PROVIDED DATA:
· · · · ·
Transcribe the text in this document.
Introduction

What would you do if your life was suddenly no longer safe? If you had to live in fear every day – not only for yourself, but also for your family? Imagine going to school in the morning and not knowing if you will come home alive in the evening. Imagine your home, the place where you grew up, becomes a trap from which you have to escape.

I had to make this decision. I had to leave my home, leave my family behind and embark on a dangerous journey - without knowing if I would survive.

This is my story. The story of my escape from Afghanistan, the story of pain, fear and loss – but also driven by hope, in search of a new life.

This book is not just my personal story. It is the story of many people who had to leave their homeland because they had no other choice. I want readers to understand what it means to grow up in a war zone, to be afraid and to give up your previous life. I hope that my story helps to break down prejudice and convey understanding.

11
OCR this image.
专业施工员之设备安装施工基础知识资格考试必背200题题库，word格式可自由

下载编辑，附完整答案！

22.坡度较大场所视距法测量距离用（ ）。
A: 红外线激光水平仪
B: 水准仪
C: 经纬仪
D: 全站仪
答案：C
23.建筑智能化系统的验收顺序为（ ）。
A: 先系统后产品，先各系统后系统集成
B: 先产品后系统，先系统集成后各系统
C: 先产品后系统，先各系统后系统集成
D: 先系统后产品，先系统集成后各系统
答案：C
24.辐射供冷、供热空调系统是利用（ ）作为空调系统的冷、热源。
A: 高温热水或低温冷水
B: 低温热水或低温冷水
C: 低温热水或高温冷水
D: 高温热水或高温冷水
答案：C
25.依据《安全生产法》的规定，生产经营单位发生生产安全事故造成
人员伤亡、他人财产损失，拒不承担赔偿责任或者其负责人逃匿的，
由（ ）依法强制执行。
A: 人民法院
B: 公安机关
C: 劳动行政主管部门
· · · · ·
STATED EXERCISE: Which lines contain "family"? Copy each of them out.

PROBLEM SOLUTION:
What would you do if your life was suddenly no longer safe? If you had to live in fear every day – not only for yourself, but also for your family? Imagine going to school in the morning and not knowing if you will come home alive in the evening. Imagine your home, the place where you grew up, becomes a trap from which you have to escape.
I had to make this decision. I had to leave my home, leave my family behind and embark on a dangerous journey - without knowing if I would survive.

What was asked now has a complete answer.